** Raw records **
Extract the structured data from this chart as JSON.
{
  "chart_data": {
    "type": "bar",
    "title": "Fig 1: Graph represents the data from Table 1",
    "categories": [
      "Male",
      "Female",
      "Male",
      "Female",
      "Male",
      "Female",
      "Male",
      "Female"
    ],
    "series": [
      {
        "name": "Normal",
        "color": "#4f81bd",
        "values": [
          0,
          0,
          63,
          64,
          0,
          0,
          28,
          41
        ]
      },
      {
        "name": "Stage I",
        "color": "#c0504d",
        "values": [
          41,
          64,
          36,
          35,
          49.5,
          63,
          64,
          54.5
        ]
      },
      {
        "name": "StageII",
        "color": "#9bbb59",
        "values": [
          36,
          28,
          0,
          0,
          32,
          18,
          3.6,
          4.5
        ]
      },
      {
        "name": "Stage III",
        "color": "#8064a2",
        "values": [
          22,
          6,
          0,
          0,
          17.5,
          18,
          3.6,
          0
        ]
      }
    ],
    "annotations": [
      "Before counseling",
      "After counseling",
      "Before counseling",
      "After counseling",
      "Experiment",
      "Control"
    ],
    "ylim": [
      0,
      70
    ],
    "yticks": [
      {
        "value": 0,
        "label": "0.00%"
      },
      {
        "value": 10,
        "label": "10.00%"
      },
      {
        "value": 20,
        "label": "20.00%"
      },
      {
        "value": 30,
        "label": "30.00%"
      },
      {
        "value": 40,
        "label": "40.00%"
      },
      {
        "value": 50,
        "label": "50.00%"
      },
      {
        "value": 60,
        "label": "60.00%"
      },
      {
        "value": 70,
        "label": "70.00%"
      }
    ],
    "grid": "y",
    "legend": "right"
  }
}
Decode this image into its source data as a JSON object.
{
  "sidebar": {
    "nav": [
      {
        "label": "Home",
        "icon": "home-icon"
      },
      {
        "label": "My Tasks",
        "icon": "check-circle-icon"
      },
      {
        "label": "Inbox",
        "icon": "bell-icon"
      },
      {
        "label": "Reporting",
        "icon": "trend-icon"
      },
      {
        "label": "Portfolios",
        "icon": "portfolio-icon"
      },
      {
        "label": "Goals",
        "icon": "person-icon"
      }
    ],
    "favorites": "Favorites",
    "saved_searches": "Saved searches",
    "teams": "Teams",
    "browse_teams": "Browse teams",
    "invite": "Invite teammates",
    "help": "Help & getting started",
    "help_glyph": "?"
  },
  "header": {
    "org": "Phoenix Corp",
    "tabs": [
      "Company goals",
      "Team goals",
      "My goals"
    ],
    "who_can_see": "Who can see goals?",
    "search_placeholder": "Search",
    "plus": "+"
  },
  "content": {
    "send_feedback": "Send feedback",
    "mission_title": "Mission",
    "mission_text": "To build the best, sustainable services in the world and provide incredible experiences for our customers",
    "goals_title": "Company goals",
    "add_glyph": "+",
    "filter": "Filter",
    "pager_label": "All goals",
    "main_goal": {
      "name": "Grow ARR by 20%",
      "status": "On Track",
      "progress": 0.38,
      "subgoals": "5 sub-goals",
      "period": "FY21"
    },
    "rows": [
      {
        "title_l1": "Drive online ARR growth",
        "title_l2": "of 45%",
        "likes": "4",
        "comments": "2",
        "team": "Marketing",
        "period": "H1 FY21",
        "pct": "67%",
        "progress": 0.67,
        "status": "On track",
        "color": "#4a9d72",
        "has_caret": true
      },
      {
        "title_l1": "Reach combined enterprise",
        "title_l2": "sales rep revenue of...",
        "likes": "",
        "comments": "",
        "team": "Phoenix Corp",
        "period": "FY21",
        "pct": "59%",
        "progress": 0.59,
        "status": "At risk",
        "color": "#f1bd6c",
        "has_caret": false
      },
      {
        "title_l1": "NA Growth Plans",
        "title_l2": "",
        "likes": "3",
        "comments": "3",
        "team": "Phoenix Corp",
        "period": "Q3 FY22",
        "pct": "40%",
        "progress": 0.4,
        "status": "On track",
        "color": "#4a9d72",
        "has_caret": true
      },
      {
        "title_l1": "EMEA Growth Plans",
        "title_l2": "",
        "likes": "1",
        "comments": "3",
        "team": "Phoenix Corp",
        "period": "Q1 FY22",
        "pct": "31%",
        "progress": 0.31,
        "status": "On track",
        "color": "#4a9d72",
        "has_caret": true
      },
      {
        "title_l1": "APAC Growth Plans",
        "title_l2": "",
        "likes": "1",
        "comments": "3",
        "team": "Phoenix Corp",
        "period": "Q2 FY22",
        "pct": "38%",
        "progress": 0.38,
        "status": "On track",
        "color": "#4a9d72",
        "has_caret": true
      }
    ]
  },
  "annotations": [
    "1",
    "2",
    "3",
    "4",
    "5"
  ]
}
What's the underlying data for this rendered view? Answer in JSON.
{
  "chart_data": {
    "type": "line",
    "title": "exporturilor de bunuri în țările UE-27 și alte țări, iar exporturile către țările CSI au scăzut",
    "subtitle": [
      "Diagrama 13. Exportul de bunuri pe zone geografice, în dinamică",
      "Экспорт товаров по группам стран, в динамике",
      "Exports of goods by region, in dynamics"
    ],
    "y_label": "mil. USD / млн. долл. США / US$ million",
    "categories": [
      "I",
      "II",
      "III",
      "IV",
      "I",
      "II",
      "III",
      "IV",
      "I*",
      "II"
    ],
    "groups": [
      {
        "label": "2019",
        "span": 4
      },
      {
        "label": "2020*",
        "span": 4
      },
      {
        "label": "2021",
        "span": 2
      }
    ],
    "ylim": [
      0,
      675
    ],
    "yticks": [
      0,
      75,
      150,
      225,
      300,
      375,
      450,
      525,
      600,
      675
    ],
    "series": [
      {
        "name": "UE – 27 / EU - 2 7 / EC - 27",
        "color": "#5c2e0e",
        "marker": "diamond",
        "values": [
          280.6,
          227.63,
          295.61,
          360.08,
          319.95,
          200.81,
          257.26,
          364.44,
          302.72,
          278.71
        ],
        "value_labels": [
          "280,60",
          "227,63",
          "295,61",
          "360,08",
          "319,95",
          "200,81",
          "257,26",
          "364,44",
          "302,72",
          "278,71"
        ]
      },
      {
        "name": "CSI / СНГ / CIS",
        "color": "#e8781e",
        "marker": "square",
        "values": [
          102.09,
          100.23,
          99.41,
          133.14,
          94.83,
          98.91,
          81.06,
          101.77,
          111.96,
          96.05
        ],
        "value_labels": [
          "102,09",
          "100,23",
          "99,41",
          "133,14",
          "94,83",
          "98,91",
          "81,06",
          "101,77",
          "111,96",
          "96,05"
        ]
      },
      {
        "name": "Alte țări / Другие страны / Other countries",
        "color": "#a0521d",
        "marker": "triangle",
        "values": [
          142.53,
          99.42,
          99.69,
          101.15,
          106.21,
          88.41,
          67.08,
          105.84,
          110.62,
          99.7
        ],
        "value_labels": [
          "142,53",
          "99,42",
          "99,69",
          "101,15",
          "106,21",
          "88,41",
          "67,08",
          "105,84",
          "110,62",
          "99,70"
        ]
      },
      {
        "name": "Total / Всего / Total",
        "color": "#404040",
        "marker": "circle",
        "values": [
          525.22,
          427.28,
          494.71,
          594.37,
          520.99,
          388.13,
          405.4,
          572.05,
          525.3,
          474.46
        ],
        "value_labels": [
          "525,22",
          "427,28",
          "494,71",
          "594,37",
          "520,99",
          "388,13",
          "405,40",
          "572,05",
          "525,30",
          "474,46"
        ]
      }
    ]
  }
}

** Objective **
Your task is to pick out every line with the string "marker" and copy it.

** Response to the exercise **
        "marker": "diamond",
        "marker": "square",
        "marker": "triangle",
        "marker": "circle",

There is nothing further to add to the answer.